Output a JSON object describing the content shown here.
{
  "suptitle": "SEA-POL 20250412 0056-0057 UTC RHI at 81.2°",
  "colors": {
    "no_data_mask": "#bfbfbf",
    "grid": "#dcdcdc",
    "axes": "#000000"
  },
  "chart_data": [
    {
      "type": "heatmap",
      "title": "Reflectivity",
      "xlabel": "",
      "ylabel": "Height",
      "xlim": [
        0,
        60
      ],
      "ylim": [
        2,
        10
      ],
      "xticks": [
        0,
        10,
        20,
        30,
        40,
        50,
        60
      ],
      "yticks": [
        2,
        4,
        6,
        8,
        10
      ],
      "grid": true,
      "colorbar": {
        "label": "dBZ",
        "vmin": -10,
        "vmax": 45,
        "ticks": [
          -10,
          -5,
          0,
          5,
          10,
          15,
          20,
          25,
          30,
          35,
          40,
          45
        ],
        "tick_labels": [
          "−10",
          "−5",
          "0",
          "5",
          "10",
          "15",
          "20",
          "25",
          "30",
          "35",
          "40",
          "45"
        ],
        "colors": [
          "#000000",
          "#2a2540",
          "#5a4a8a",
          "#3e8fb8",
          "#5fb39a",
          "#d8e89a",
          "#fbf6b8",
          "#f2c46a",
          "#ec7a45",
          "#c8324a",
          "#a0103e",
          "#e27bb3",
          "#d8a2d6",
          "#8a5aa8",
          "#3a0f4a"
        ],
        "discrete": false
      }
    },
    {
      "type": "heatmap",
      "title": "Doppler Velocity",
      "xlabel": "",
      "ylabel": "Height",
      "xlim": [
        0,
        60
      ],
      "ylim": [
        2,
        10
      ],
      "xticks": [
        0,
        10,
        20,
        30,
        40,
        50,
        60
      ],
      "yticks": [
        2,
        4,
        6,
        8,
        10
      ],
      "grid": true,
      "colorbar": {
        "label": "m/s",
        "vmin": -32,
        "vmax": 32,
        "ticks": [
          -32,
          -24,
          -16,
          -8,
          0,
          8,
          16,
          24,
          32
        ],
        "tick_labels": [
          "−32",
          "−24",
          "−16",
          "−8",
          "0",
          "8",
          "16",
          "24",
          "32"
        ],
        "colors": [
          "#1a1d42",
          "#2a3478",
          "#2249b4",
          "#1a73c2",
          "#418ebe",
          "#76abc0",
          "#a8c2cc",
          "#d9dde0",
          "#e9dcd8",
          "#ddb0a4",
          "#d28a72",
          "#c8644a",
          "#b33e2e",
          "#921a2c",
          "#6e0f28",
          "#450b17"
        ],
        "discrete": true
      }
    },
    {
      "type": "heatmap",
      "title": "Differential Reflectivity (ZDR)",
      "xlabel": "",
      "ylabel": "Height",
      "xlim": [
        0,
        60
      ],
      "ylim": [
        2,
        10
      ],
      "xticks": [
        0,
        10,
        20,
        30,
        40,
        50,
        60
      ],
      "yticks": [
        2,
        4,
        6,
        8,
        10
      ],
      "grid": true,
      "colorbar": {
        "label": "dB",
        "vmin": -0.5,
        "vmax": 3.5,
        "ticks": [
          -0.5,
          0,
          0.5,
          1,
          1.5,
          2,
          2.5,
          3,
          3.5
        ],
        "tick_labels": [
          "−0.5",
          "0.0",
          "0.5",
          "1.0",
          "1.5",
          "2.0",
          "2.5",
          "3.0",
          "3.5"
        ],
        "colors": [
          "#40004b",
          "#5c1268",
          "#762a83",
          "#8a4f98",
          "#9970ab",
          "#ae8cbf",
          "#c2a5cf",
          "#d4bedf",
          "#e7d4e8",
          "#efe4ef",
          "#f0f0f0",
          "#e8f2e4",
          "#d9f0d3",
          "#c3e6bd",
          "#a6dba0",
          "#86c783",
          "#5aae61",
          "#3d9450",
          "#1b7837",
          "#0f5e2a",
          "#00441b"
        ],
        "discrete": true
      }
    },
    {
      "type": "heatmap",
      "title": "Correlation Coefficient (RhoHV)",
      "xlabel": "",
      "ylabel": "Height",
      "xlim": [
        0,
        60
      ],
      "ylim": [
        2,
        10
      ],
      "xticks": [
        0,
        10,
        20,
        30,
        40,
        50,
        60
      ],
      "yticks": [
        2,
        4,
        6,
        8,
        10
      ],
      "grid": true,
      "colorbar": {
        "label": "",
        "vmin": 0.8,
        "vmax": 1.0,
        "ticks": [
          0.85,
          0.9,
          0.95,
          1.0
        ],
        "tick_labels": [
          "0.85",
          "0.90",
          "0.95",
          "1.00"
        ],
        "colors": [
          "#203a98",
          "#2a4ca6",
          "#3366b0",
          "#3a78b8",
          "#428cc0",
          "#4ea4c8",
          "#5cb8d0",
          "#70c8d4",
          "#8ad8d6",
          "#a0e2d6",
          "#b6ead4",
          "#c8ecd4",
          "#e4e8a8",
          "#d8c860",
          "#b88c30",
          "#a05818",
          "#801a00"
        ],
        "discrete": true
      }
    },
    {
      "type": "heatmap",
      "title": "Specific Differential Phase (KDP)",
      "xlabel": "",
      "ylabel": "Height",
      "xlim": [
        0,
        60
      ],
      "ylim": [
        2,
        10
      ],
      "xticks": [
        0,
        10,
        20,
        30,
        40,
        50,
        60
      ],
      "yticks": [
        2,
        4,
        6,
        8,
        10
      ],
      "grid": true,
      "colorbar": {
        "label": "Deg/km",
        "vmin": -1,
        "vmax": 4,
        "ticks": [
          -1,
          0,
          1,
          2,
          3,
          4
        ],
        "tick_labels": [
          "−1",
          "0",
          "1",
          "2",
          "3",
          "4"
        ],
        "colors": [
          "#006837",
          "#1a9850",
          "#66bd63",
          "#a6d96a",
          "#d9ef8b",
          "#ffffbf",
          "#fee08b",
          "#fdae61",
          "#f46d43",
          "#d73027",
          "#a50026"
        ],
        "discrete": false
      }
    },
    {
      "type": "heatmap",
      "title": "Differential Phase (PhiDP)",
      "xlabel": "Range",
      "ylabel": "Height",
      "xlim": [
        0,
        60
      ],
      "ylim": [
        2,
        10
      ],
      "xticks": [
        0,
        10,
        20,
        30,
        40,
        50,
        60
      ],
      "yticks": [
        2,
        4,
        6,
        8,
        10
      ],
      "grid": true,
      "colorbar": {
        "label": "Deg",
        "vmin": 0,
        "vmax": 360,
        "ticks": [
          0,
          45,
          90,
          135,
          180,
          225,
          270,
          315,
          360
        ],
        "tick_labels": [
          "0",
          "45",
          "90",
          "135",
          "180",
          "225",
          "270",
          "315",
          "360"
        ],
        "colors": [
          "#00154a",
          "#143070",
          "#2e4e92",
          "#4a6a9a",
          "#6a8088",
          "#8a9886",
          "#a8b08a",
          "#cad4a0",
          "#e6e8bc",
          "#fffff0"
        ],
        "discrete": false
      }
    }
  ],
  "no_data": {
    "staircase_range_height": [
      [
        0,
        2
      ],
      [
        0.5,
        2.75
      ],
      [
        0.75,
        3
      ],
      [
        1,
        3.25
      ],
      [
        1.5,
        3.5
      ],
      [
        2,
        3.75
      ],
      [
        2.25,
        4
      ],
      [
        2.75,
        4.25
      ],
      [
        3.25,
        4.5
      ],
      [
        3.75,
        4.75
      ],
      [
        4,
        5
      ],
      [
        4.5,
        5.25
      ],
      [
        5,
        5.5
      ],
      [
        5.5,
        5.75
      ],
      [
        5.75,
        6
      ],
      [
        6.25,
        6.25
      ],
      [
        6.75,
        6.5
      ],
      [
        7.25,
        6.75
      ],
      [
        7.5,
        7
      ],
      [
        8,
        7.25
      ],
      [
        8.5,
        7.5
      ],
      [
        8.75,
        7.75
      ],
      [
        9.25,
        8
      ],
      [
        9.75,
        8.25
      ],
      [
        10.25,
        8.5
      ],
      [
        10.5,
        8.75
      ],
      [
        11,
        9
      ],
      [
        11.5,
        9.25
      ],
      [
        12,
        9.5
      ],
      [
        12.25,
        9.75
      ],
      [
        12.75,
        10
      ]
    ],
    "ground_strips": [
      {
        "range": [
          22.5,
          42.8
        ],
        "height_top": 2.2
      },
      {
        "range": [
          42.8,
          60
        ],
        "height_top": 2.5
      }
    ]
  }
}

========================================================================

- **What is required**:
Pull out every line in the material above where "vmin" occurs.

- **Written response**:
        "vmin": -10,
        "vmin": -32,
        "vmin": -0.5,
        "vmin": 0.8,
        "vmin": -1,
        "vmin": 0,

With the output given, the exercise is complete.